Your instructions:
Write out all the material exactly. Leave nothing out.

Material for this task:
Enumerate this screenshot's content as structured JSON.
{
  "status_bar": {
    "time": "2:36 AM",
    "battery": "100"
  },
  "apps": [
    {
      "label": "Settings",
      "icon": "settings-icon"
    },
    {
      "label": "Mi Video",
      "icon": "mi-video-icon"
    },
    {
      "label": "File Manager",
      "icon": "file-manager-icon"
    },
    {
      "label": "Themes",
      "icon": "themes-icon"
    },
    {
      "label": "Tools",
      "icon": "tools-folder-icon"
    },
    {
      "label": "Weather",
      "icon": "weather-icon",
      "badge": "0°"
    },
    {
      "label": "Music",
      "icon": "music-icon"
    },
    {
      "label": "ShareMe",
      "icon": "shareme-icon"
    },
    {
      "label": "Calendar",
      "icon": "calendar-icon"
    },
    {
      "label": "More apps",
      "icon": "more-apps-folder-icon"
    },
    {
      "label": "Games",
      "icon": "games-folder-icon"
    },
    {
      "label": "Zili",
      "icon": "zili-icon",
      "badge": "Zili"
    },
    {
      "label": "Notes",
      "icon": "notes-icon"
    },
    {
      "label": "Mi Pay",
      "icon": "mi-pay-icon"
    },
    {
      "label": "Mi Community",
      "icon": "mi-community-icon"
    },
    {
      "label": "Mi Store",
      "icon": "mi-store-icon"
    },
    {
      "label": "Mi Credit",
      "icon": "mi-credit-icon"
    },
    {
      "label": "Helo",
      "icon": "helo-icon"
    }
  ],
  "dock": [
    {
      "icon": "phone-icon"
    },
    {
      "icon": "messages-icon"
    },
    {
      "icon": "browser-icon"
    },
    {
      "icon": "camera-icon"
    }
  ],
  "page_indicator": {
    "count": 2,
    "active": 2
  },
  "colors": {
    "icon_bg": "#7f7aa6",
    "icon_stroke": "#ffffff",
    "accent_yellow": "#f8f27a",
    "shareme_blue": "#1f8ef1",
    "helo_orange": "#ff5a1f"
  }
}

Final answer:
Enumerate this screenshot's content as structured JSON.
{
  "status_bar": {
    "time": "2:36 AM",
    "battery": "100"
  },
  "apps": [
    {
      "label": "Settings",
      "icon": "settings-icon"
    },
    {
      "label": "Mi Video",
      "icon": "mi-video-icon"
    },
    {
      "label": "File Manager",
      "icon": "file-manager-icon"
    },
    {
      "label": "Themes",
      "icon": "themes-icon"
    },
    {
      "label": "Tools",
      "icon": "tools-folder-icon"
    },
    {
      "label": "Weather",
      "icon": "weather-icon",
      "badge": "0°"
    },
    {
      "label": "Music",
      "icon": "music-icon"
    },
    {
      "label": "ShareMe",
      "icon": "shareme-icon"
    },
    {
      "label": "Calendar",
      "icon": "calendar-icon"
    },
    {
      "label": "More apps",
      "icon": "more-apps-folder-icon"
    },
    {
      "label": "Games",
      "icon": "games-folder-icon"
    },
    {
      "label": "Zili",
      "icon": "zili-icon",
      "badge": "Zili"
    },
    {
      "label": "Notes",
      "icon": "notes-icon"
    },
    {
      "label": "Mi Pay",
      "icon": "mi-pay-icon"
    },
    {
      "label": "Mi Community",
      "icon": "mi-community-icon"
    },
    {
      "label": "Mi Store",
      "icon": "mi-store-icon"
    },
    {
      "label": "Mi Credit",
      "icon": "mi-credit-icon"
    },
    {
      "label": "Helo",
      "icon": "helo-icon"
    }
  ],
  "dock": [
    {
      "icon": "phone-icon"
    },
    {
      "icon": "messages-icon"
    },
    {
      "icon": "browser-icon"
    },
    {
      "icon": "camera-icon"
    }
  ],
  "page_indicator": {
    "count": 2,
    "active": 2
  },
  "colors": {
    "icon_bg": "#7f7aa6",
    "icon_stroke": "#ffffff",
    "accent_yellow": "#f8f27a",
    "shareme_blue": "#1f8ef1",
    "helo_orange": "#ff5a1f"
  }
}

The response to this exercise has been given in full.